___ Task input ___

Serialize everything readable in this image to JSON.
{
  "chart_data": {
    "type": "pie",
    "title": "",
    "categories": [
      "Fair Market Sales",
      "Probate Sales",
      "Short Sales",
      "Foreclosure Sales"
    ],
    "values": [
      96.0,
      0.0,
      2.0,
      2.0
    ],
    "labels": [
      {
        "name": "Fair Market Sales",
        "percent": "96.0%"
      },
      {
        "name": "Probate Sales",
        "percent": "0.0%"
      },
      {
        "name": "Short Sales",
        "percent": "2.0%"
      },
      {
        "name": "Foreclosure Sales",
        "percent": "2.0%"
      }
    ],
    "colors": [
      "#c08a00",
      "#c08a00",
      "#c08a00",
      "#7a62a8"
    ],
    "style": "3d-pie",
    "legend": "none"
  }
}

___

| Problem requirements |
Go back to the listing above and please repeat it exactly.

| Result below |
Serialize everything readable in this image to JSON.
{
  "chart_data": {
    "type": "pie",
    "title": "",
    "categories": [
      "Fair Market Sales",
      "Probate Sales",
      "Short Sales",
      "Foreclosure Sales"
    ],
    "values": [
      96.0,
      0.0,
      2.0,
      2.0
    ],
    "labels": [
      {
        "name": "Fair Market Sales",
        "percent": "96.0%"
      },
      {
        "name": "Probate Sales",
        "percent": "0.0%"
      },
      {
        "name": "Short Sales",
        "percent": "2.0%"
      },
      {
        "name": "Foreclosure Sales",
        "percent": "2.0%"
      }
    ],
    "colors": [
      "#c08a00",
      "#c08a00",
      "#c08a00",
      "#7a62a8"
    ],
    "style": "3d-pie",
    "legend": "none"
  }
}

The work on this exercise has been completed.